** START **

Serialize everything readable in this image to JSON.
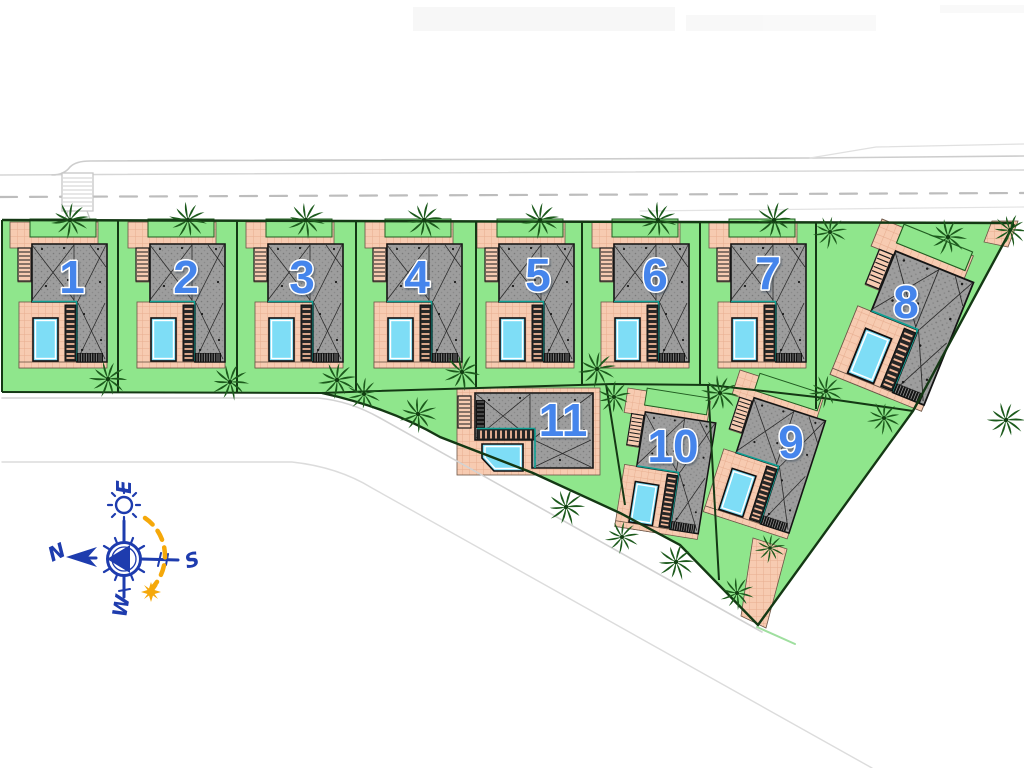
{
  "site_plan": {
    "plots": [
      {
        "label": "1"
      },
      {
        "label": "2"
      },
      {
        "label": "3"
      },
      {
        "label": "4"
      },
      {
        "label": "5"
      },
      {
        "label": "6"
      },
      {
        "label": "7"
      },
      {
        "label": "8"
      },
      {
        "label": "9"
      },
      {
        "label": "10"
      },
      {
        "label": "11"
      }
    ],
    "compass": {
      "north": "N",
      "south": "S",
      "east": "E",
      "west": "W"
    },
    "colors": {
      "lawn": "#8FE68C",
      "paving": "#F7CBB1",
      "paving_grid": "#E7AE90",
      "roof": "#9D9D9D",
      "pool_water": "#7EDDF6",
      "pool_trim": "#FFFFFF",
      "deck_teal": "#0FA093",
      "palm_green": "#1C5A1C",
      "boundary_green": "#143814",
      "plot_number_blue": "#4585EC",
      "compass_blue": "#1E3CAE",
      "sun_yellow": "#F5A80A",
      "road_gray": "#C9C9C9"
    }
  }
}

** END **

▶ _What is expected_
From the entries above, copy each line holding "label".

▶ _Correct output_
        "label": "1"
        "label": "2"
        "label": "3"
        "label": "4"
        "label": "5"
        "label": "6"
        "label": "7"
        "label": "8"
        "label": "9"
        "label": "10"
        "label": "11"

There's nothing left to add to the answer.